What is expected:
Collect each line containing "hasta".

* begin *

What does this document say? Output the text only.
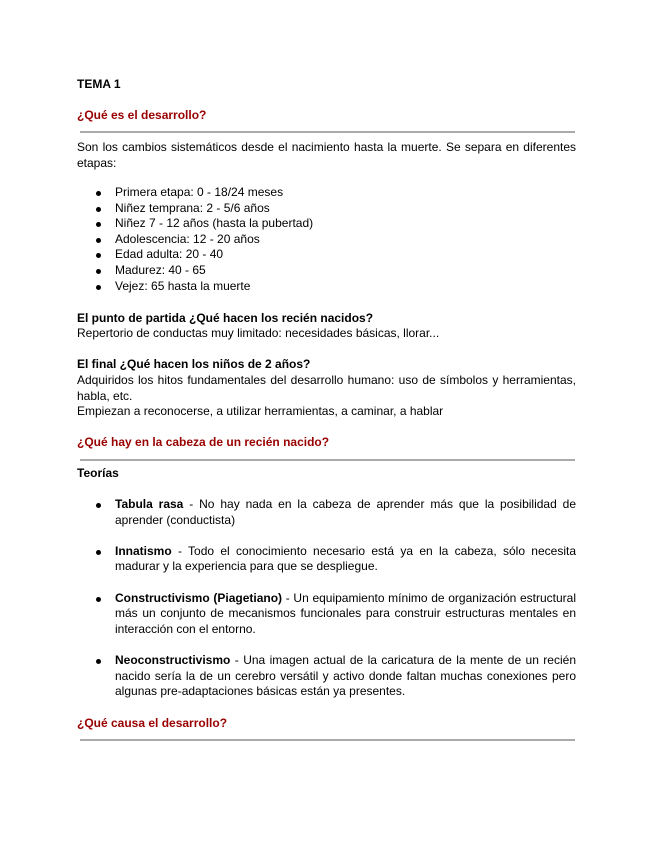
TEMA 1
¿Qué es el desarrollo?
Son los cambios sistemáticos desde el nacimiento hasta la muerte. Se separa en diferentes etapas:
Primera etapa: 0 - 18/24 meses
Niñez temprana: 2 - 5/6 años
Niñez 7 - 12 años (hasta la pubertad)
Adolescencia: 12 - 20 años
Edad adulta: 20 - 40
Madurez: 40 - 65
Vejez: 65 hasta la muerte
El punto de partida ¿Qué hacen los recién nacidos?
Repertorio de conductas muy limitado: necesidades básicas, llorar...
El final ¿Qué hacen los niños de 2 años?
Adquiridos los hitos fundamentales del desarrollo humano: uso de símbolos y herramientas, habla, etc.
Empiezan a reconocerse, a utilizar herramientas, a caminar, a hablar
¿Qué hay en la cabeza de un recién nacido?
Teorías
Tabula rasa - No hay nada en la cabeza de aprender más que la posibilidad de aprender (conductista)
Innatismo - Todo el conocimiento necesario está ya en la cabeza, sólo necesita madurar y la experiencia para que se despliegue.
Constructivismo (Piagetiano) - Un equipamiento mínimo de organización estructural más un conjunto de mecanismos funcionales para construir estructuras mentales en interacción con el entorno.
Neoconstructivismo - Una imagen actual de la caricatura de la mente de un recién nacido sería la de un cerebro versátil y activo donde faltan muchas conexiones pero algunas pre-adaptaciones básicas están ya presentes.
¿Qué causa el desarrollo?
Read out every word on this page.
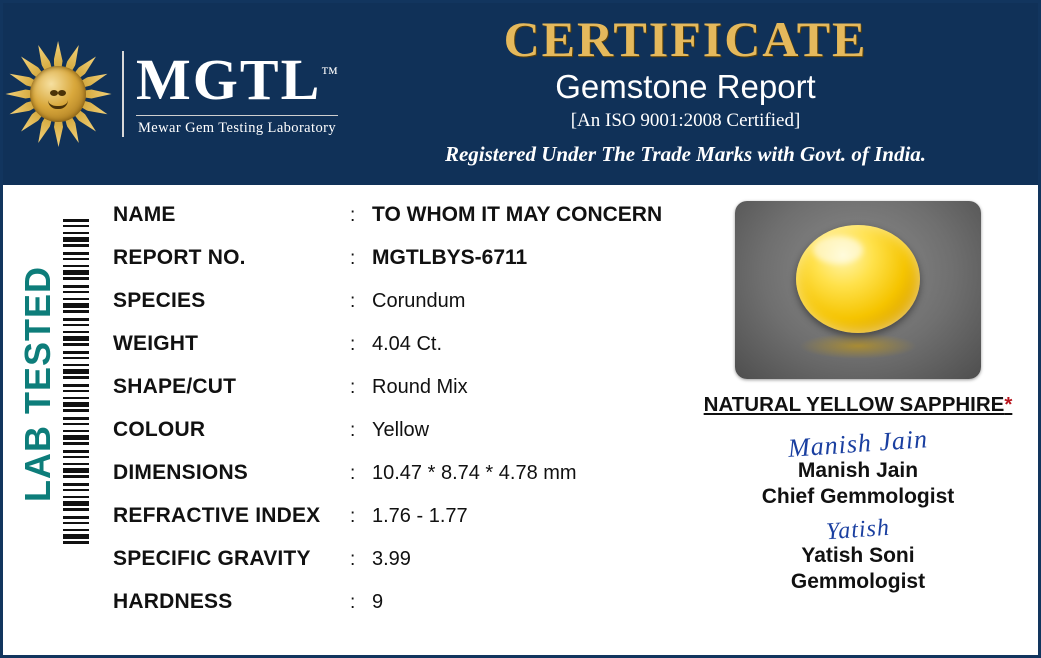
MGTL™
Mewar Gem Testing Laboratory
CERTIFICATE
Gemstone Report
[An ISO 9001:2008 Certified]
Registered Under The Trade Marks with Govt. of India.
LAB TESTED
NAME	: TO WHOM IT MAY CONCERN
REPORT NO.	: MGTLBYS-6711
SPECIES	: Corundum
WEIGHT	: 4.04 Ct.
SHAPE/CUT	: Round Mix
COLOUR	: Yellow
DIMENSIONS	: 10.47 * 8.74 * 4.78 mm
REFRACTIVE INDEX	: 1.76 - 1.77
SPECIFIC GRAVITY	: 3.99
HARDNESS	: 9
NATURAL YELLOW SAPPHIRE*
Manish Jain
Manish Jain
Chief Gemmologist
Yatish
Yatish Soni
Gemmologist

* end *
* begin *

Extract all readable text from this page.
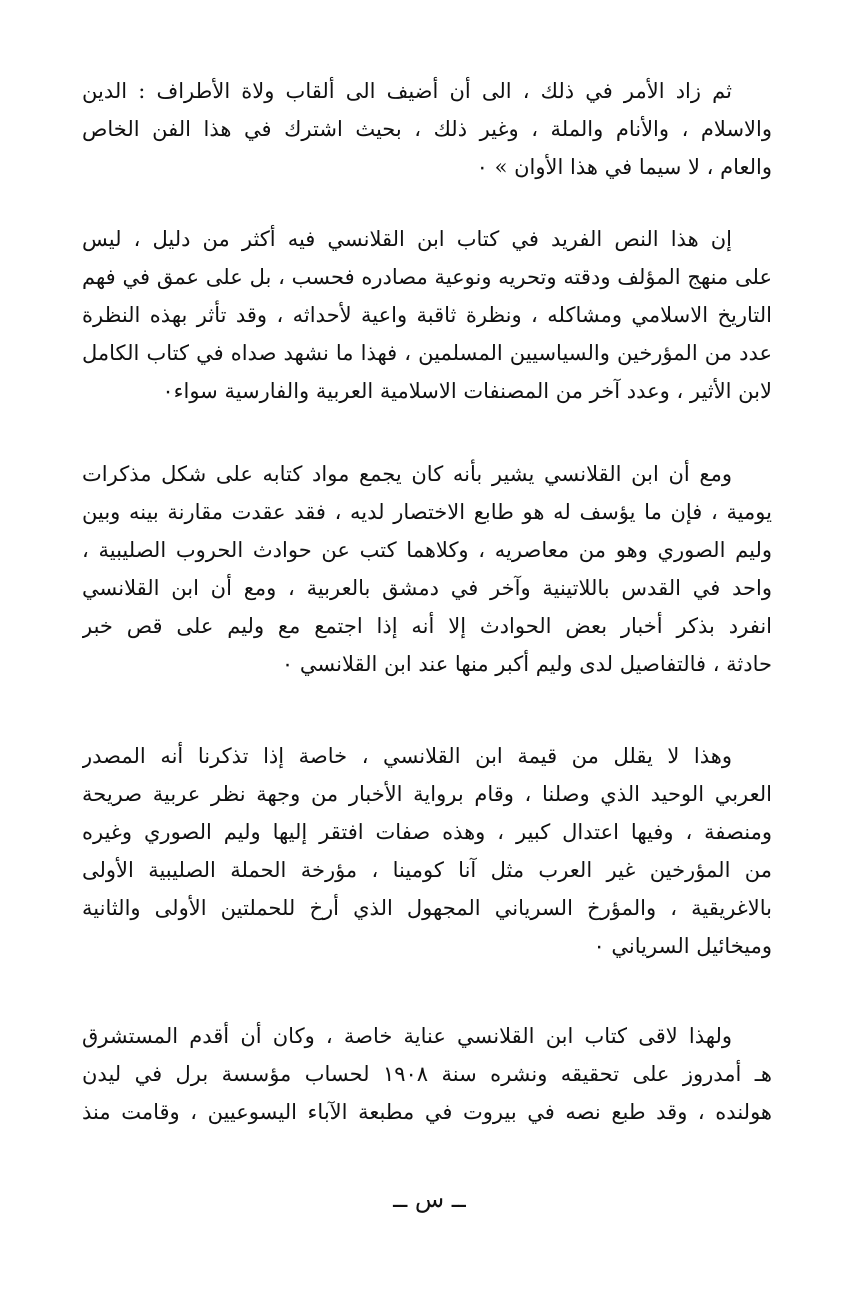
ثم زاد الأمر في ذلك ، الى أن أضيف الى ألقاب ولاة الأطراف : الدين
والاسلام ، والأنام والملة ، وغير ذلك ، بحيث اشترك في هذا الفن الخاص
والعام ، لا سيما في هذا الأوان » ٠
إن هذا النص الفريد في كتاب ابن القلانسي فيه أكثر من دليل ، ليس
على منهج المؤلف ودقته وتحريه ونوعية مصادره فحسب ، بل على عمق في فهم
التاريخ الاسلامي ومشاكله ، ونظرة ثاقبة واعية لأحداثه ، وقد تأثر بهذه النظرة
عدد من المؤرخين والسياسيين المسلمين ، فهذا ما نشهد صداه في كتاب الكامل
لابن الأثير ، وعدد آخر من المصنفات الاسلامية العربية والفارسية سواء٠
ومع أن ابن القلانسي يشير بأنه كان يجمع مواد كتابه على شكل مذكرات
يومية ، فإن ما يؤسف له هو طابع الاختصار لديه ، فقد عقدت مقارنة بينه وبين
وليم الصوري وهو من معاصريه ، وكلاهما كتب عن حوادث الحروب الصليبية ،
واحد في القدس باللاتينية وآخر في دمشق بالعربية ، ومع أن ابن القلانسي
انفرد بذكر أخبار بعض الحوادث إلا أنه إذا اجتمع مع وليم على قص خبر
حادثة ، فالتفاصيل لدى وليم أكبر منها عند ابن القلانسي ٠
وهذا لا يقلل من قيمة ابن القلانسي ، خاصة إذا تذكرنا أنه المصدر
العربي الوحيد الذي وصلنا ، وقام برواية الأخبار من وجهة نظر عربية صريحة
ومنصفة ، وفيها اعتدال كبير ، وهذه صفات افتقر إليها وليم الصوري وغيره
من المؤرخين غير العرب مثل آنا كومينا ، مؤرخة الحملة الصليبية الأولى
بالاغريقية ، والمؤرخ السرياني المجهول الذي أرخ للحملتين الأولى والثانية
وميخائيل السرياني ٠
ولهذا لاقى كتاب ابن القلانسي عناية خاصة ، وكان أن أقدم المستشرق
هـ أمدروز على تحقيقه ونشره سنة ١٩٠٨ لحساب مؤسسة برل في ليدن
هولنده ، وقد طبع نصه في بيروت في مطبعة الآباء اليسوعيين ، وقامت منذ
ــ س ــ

* end *

Final result:
Son los cambios sistemáticos desde el nacimiento hasta la muerte. Se separa en diferentes etapas:
Niñez 7 - 12 años (hasta la pubertad)
Vejez: 65 hasta la muerte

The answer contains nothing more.